- _EXERCISE_
Make an exact copy of all the entries, but do not reproduce the pictures.

++++++++

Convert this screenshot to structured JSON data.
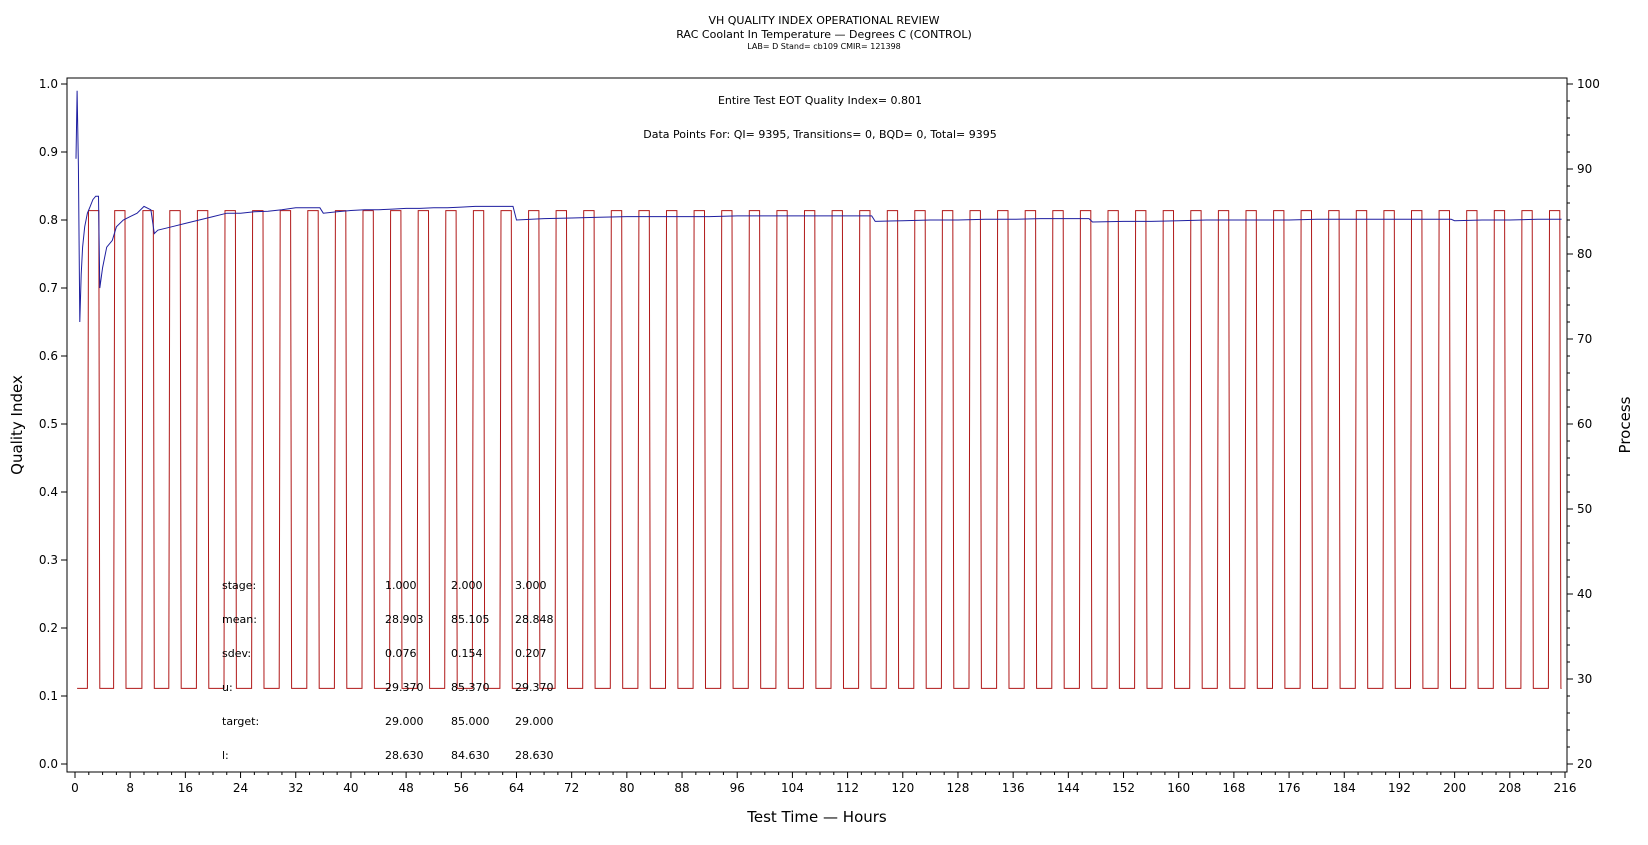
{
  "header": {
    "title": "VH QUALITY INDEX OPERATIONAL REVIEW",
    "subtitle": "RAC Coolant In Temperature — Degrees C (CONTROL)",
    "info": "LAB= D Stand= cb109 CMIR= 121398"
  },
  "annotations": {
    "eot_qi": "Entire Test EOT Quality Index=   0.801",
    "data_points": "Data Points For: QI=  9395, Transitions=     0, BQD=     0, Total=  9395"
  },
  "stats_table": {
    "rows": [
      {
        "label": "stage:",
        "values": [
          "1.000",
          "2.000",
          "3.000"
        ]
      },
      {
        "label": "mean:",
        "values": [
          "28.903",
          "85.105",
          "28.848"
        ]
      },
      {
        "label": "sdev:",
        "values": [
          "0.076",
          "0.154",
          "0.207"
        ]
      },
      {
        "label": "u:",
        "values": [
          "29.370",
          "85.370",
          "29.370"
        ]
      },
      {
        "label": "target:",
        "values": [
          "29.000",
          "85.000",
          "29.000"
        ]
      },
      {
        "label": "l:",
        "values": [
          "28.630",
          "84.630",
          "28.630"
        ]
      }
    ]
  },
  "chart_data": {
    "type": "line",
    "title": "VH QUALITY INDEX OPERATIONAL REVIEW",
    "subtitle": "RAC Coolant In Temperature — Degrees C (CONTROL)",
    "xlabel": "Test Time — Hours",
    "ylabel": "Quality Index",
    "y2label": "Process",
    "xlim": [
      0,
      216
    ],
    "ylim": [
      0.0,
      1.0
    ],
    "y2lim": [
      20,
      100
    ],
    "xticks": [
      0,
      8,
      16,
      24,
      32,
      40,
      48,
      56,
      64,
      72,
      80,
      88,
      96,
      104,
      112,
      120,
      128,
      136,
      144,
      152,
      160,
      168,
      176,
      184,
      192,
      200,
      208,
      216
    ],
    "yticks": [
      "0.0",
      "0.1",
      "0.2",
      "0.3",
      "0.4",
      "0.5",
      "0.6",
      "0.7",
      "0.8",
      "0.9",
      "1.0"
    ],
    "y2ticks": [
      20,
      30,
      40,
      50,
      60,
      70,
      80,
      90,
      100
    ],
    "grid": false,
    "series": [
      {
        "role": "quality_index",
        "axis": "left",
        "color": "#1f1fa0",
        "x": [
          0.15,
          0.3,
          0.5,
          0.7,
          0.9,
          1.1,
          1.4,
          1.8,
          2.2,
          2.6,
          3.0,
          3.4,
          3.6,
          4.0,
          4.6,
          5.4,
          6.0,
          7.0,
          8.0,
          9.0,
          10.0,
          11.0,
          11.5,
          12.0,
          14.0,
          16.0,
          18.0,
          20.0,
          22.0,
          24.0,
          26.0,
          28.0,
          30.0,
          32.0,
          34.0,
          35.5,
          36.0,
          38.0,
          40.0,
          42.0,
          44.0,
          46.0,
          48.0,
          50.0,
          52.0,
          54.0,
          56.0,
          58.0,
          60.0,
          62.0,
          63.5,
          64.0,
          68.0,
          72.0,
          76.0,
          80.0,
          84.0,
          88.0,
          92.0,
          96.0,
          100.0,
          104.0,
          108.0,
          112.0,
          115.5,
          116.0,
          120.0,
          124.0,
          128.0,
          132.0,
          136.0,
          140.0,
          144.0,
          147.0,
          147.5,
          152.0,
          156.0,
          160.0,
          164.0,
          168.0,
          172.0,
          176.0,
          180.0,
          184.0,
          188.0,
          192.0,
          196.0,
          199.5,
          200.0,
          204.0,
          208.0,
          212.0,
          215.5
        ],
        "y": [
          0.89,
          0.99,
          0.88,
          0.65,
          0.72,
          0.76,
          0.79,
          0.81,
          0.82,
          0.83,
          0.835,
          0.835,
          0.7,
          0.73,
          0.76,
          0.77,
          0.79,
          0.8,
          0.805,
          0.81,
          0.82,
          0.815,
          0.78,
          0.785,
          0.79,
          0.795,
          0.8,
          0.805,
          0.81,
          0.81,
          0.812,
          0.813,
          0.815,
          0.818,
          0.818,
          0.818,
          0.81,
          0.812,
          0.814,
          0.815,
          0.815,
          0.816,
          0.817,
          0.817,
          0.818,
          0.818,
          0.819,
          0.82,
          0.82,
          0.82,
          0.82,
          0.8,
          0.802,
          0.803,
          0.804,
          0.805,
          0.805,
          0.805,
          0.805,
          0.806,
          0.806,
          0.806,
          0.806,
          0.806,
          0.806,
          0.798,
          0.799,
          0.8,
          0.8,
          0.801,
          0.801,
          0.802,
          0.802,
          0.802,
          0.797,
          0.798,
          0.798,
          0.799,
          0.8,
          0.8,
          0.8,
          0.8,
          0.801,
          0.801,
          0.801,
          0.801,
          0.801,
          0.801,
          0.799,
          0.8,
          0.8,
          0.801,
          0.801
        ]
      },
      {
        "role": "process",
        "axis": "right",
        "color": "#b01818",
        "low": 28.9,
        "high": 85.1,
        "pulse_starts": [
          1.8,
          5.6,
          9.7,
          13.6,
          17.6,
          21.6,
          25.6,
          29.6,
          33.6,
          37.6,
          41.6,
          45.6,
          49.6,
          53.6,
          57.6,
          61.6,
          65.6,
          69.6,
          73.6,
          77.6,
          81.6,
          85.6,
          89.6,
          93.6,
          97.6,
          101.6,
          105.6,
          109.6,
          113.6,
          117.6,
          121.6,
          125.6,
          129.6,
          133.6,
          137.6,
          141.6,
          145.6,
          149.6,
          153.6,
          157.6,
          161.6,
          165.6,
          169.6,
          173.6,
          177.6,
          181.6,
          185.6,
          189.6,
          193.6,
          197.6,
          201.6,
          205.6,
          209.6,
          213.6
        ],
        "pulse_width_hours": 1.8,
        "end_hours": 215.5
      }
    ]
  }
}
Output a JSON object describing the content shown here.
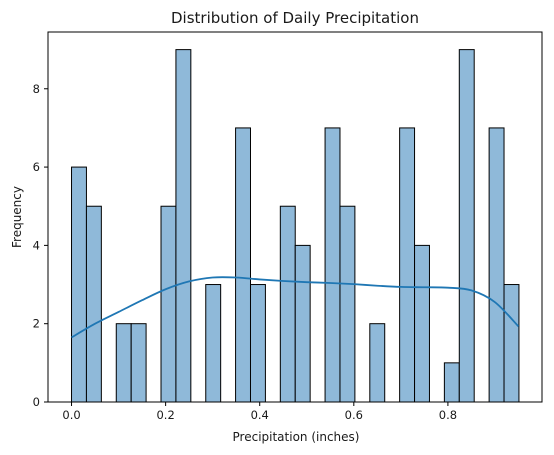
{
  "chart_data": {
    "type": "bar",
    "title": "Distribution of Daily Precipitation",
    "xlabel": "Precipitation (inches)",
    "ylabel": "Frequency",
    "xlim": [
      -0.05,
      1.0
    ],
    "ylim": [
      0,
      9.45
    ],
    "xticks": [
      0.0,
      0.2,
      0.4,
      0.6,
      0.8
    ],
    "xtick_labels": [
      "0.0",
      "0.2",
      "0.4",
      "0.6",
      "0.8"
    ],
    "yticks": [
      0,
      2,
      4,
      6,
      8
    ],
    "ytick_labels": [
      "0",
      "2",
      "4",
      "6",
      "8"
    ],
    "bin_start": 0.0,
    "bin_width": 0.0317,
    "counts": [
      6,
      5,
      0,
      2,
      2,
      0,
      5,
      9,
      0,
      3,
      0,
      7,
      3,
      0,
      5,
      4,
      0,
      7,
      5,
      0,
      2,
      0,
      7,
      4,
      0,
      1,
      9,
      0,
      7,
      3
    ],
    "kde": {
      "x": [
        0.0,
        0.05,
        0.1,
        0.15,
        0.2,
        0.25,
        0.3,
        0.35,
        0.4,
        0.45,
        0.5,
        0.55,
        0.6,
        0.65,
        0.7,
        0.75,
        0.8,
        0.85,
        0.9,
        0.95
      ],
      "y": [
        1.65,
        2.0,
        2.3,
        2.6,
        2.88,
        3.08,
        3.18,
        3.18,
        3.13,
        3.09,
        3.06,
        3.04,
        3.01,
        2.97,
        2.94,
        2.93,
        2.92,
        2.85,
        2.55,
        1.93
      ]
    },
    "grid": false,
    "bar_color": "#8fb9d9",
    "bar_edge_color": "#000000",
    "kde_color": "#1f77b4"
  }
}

++++++++

- _WORKED ANSWER_
Convert this screenshot to structured JSON data.
{
  "header": {
    "title": "VH QUALITY INDEX OPERATIONAL REVIEW",
    "subtitle": "RAC Coolant In Temperature — Degrees C (CONTROL)",
    "info": "LAB= D Stand= cb109 CMIR= 121398"
  },
  "annotations": {
    "eot_qi": "Entire Test EOT Quality Index=   0.801",
    "data_points": "Data Points For: QI=  9395, Transitions=     0, BQD=     0, Total=  9395"
  },
  "stats_table": {
    "rows": [
      {
        "label": "stage:",
        "values": [
          "1.000",
          "2.000",
          "3.000"
        ]
      },
      {
        "label": "mean:",
        "values": [
          "28.903",
          "85.105",
          "28.848"
        ]
      },
      {
        "label": "sdev:",
        "values": [
          "0.076",
          "0.154",
          "0.207"
        ]
      },
      {
        "label": "u:",
        "values": [
          "29.370",
          "85.370",
          "29.370"
        ]
      },
      {
        "label": "target:",
        "values": [
          "29.000",
          "85.000",
          "29.000"
        ]
      },
      {
        "label": "l:",
        "values": [
          "28.630",
          "84.630",
          "28.630"
        ]
      }
    ]
  },
  "chart_data": {
    "type": "line",
    "title": "VH QUALITY INDEX OPERATIONAL REVIEW",
    "subtitle": "RAC Coolant In Temperature — Degrees C (CONTROL)",
    "xlabel": "Test Time — Hours",
    "ylabel": "Quality Index",
    "y2label": "Process",
    "xlim": [
      0,
      216
    ],
    "ylim": [
      0.0,
      1.0
    ],
    "y2lim": [
      20,
      100
    ],
    "xticks": [
      0,
      8,
      16,
      24,
      32,
      40,
      48,
      56,
      64,
      72,
      80,
      88,
      96,
      104,
      112,
      120,
      128,
      136,
      144,
      152,
      160,
      168,
      176,
      184,
      192,
      200,
      208,
      216
    ],
    "yticks": [
      "0.0",
      "0.1",
      "0.2",
      "0.3",
      "0.4",
      "0.5",
      "0.6",
      "0.7",
      "0.8",
      "0.9",
      "1.0"
    ],
    "y2ticks": [
      20,
      30,
      40,
      50,
      60,
      70,
      80,
      90,
      100
    ],
    "grid": false,
    "series": [
      {
        "role": "quality_index",
        "axis": "left",
        "color": "#1f1fa0",
        "x": [
          0.15,
          0.3,
          0.5,
          0.7,
          0.9,
          1.1,
          1.4,
          1.8,
          2.2,
          2.6,
          3.0,
          3.4,
          3.6,
          4.0,
          4.6,
          5.4,
          6.0,
          7.0,
          8.0,
          9.0,
          10.0,
          11.0,
          11.5,
          12.0,
          14.0,
          16.0,
          18.0,
          20.0,
          22.0,
          24.0,
          26.0,
          28.0,
          30.0,
          32.0,
          34.0,
          35.5,
          36.0,
          38.0,
          40.0,
          42.0,
          44.0,
          46.0,
          48.0,
          50.0,
          52.0,
          54.0,
          56.0,
          58.0,
          60.0,
          62.0,
          63.5,
          64.0,
          68.0,
          72.0,
          76.0,
          80.0,
          84.0,
          88.0,
          92.0,
          96.0,
          100.0,
          104.0,
          108.0,
          112.0,
          115.5,
          116.0,
          120.0,
          124.0,
          128.0,
          132.0,
          136.0,
          140.0,
          144.0,
          147.0,
          147.5,
          152.0,
          156.0,
          160.0,
          164.0,
          168.0,
          172.0,
          176.0,
          180.0,
          184.0,
          188.0,
          192.0,
          196.0,
          199.5,
          200.0,
          204.0,
          208.0,
          212.0,
          215.5
        ],
        "y": [
          0.89,
          0.99,
          0.88,
          0.65,
          0.72,
          0.76,
          0.79,
          0.81,
          0.82,
          0.83,
          0.835,
          0.835,
          0.7,
          0.73,
          0.76,
          0.77,
          0.79,
          0.8,
          0.805,
          0.81,
          0.82,
          0.815,
          0.78,
          0.785,
          0.79,
          0.795,
          0.8,
          0.805,
          0.81,
          0.81,
          0.812,
          0.813,
          0.815,
          0.818,
          0.818,
          0.818,
          0.81,
          0.812,
          0.814,
          0.815,
          0.815,
          0.816,
          0.817,
          0.817,
          0.818,
          0.818,
          0.819,
          0.82,
          0.82,
          0.82,
          0.82,
          0.8,
          0.802,
          0.803,
          0.804,
          0.805,
          0.805,
          0.805,
          0.805,
          0.806,
          0.806,
          0.806,
          0.806,
          0.806,
          0.806,
          0.798,
          0.799,
          0.8,
          0.8,
          0.801,
          0.801,
          0.802,
          0.802,
          0.802,
          0.797,
          0.798,
          0.798,
          0.799,
          0.8,
          0.8,
          0.8,
          0.8,
          0.801,
          0.801,
          0.801,
          0.801,
          0.801,
          0.801,
          0.799,
          0.8,
          0.8,
          0.801,
          0.801
        ]
      },
      {
        "role": "process",
        "axis": "right",
        "color": "#b01818",
        "low": 28.9,
        "high": 85.1,
        "pulse_starts": [
          1.8,
          5.6,
          9.7,
          13.6,
          17.6,
          21.6,
          25.6,
          29.6,
          33.6,
          37.6,
          41.6,
          45.6,
          49.6,
          53.6,
          57.6,
          61.6,
          65.6,
          69.6,
          73.6,
          77.6,
          81.6,
          85.6,
          89.6,
          93.6,
          97.6,
          101.6,
          105.6,
          109.6,
          113.6,
          117.6,
          121.6,
          125.6,
          129.6,
          133.6,
          137.6,
          141.6,
          145.6,
          149.6,
          153.6,
          157.6,
          161.6,
          165.6,
          169.6,
          173.6,
          177.6,
          181.6,
          185.6,
          189.6,
          193.6,
          197.6,
          201.6,
          205.6,
          209.6,
          213.6
        ],
        "pulse_width_hours": 1.8,
        "end_hours": 215.5
      }
    ]
  }
}
Output a JSON object describing the content shown here.
{
  "chart_data": {
    "type": "bar",
    "title": "Distribution of Daily Precipitation",
    "xlabel": "Precipitation (inches)",
    "ylabel": "Frequency",
    "xlim": [
      -0.05,
      1.0
    ],
    "ylim": [
      0,
      9.45
    ],
    "xticks": [
      0.0,
      0.2,
      0.4,
      0.6,
      0.8
    ],
    "xtick_labels": [
      "0.0",
      "0.2",
      "0.4",
      "0.6",
      "0.8"
    ],
    "yticks": [
      0,
      2,
      4,
      6,
      8
    ],
    "ytick_labels": [
      "0",
      "2",
      "4",
      "6",
      "8"
    ],
    "bin_start": 0.0,
    "bin_width": 0.0317,
    "counts": [
      6,
      5,
      0,
      2,
      2,
      0,
      5,
      9,
      0,
      3,
      0,
      7,
      3,
      0,
      5,
      4,
      0,
      7,
      5,
      0,
      2,
      0,
      7,
      4,
      0,
      1,
      9,
      0,
      7,
      3
    ],
    "kde": {
      "x": [
        0.0,
        0.05,
        0.1,
        0.15,
        0.2,
        0.25,
        0.3,
        0.35,
        0.4,
        0.45,
        0.5,
        0.55,
        0.6,
        0.65,
        0.7,
        0.75,
        0.8,
        0.85,
        0.9,
        0.95
      ],
      "y": [
        1.65,
        2.0,
        2.3,
        2.6,
        2.88,
        3.08,
        3.18,
        3.18,
        3.13,
        3.09,
        3.06,
        3.04,
        3.01,
        2.97,
        2.94,
        2.93,
        2.92,
        2.85,
        2.55,
        1.93
      ]
    },
    "grid": false,
    "bar_color": "#8fb9d9",
    "bar_edge_color": "#000000",
    "kde_color": "#1f77b4"
  }
}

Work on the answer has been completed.